Exercise input:
···

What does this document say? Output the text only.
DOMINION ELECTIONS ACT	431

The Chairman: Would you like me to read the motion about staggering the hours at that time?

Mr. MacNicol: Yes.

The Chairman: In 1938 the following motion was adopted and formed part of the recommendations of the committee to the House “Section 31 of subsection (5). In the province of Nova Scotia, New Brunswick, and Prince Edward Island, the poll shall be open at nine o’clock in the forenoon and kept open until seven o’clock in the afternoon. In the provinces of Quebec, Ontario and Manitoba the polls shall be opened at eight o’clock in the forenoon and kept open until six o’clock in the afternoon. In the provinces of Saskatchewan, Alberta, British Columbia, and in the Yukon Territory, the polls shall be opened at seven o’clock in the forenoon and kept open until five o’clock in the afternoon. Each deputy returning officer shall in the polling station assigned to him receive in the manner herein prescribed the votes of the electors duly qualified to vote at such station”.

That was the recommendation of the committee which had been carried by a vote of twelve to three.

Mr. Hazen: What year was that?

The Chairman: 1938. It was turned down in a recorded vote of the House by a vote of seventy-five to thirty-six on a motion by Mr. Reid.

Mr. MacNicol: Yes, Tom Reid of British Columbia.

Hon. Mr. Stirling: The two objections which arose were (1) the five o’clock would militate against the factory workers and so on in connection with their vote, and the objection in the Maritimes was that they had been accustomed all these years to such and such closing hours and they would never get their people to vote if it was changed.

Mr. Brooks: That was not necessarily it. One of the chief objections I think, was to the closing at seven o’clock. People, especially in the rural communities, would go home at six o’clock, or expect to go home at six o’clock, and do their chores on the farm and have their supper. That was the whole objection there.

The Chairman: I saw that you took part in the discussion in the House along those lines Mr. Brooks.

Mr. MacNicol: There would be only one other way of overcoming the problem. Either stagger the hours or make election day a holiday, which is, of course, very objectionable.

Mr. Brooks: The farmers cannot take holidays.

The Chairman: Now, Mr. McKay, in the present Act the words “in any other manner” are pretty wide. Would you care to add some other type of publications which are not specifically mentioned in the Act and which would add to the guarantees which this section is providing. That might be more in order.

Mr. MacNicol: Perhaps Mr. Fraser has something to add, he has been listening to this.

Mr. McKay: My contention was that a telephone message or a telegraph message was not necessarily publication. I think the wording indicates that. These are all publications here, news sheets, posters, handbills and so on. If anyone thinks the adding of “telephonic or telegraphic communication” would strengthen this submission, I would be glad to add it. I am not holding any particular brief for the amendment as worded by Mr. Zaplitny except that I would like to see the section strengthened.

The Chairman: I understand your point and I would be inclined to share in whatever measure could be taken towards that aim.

···

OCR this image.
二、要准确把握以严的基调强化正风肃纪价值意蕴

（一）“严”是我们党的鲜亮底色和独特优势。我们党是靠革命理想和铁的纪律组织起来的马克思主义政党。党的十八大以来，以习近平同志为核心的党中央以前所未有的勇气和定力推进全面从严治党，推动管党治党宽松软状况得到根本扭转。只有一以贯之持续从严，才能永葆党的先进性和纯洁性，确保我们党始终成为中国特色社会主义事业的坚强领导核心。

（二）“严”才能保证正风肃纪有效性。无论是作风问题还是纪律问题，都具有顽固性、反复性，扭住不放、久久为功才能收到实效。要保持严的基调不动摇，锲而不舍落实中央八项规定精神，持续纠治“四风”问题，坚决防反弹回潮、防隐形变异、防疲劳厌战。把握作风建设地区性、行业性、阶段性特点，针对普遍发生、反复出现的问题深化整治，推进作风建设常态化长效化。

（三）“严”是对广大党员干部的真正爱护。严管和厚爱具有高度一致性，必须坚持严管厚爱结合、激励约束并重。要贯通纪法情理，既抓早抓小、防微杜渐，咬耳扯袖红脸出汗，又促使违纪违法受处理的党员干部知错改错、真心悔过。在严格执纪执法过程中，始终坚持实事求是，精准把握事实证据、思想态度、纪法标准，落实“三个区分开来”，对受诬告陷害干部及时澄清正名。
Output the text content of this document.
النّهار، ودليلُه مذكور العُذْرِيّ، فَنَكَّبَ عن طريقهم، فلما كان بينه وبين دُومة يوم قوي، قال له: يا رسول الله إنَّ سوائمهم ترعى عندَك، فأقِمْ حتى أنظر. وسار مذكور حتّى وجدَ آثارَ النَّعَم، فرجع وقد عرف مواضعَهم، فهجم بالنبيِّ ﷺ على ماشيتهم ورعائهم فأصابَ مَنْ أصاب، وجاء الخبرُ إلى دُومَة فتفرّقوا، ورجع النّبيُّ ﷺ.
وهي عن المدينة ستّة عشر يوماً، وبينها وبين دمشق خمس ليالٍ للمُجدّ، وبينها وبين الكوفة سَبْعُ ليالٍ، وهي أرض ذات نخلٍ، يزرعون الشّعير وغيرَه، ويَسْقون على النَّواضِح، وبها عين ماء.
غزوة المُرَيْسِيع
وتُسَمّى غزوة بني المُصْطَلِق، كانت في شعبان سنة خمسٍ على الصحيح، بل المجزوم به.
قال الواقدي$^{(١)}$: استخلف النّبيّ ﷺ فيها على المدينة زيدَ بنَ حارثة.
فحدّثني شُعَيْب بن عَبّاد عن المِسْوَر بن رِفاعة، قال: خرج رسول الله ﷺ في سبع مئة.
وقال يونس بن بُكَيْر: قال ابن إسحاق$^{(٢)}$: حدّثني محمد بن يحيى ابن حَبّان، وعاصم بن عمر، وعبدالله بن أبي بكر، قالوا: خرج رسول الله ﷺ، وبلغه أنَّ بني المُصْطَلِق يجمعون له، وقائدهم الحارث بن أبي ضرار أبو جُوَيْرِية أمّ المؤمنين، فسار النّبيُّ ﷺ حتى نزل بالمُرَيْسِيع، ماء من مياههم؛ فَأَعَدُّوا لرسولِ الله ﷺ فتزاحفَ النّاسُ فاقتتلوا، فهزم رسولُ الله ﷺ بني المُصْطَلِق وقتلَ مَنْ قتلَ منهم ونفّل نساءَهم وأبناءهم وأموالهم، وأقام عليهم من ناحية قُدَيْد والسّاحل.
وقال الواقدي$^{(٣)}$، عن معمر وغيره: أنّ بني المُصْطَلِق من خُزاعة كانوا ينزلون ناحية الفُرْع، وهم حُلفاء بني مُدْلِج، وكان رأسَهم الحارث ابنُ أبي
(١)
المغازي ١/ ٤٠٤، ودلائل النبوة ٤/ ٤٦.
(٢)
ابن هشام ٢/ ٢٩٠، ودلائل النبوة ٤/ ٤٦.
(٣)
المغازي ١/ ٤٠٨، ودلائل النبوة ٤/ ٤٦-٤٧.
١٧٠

···

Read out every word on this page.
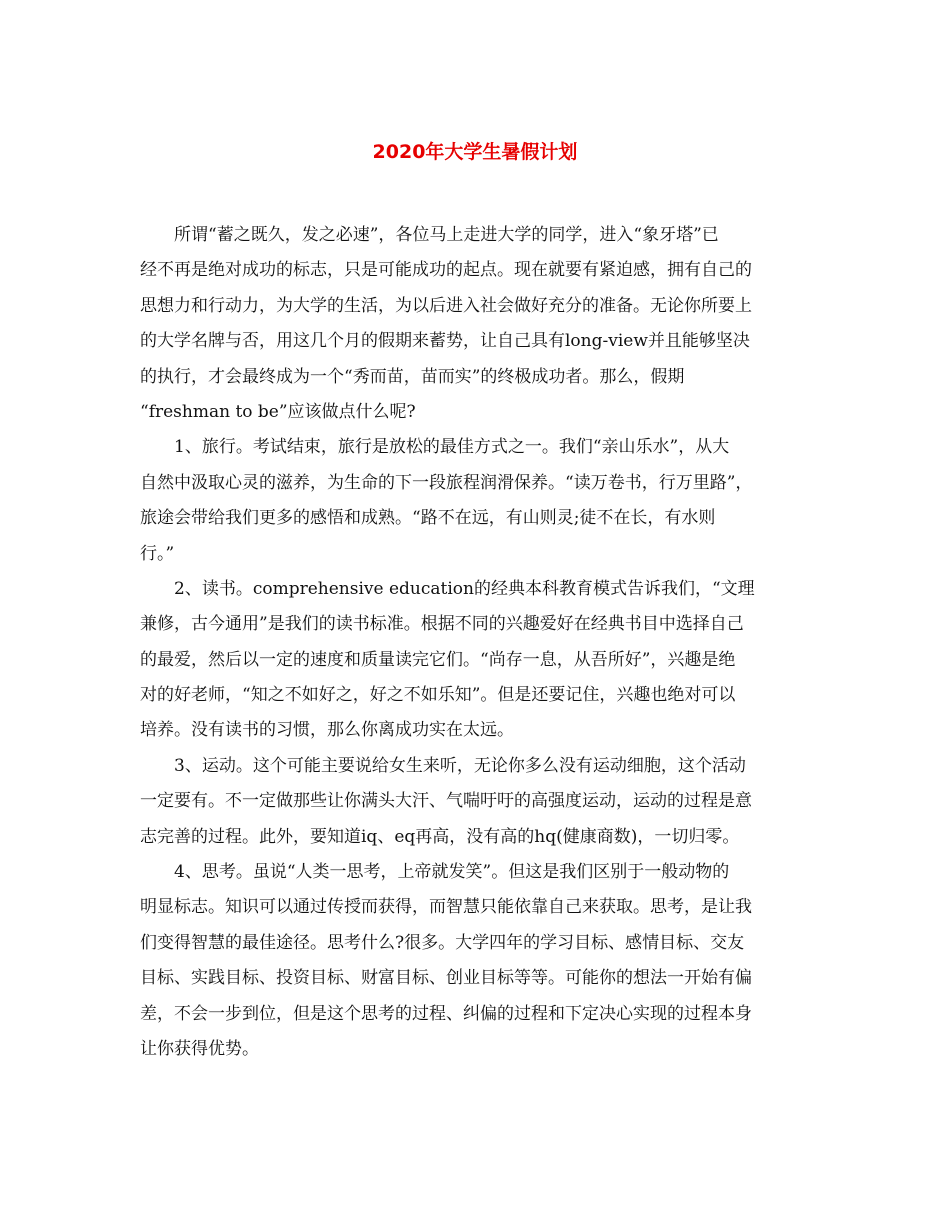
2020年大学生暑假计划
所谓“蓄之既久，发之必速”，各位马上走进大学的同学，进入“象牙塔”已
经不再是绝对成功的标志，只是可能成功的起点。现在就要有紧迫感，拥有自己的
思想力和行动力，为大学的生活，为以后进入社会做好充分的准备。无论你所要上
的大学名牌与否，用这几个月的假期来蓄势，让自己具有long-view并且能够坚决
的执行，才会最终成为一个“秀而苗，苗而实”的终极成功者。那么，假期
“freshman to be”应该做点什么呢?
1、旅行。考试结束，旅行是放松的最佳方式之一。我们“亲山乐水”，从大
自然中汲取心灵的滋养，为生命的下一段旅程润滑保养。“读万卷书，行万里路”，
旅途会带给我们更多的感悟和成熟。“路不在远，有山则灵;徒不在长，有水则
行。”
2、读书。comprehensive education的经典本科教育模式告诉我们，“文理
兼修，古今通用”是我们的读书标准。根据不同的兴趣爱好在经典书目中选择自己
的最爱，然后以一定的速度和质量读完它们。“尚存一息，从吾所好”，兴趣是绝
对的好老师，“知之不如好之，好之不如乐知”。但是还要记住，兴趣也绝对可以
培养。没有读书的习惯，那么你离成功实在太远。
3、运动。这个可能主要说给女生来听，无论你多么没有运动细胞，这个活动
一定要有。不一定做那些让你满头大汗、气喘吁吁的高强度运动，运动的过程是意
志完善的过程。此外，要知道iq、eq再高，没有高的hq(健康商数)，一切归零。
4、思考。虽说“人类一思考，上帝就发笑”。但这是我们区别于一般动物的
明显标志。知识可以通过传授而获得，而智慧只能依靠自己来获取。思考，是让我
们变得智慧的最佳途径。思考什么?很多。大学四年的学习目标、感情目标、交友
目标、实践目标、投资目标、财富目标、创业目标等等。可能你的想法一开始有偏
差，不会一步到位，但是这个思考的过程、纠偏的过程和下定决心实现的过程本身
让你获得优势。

···

Work instructions: Where a line of the entries contains the word "McKay", copy that line.

The completed task:
The Chairman: Now, Mr. McKay, in the present Act the words “in any other manner” are pretty wide. Would you care to add some other type of publications which are not specifically mentioned in the Act and which would add to the guarantees which this section is providing. That might be more in order.
Mr. McKay: My contention was that a telephone message or a telegraph message was not necessarily publication. I think the wording indicates that. These are all publications here, news sheets, posters, handbills and so on. If anyone thinks the adding of “telephonic or telegraphic communication” would strengthen this submission, I would be glad to add it. I am not holding any particular brief for the amendment as worded by Mr. Zaplitny except that I would like to see the section strengthened.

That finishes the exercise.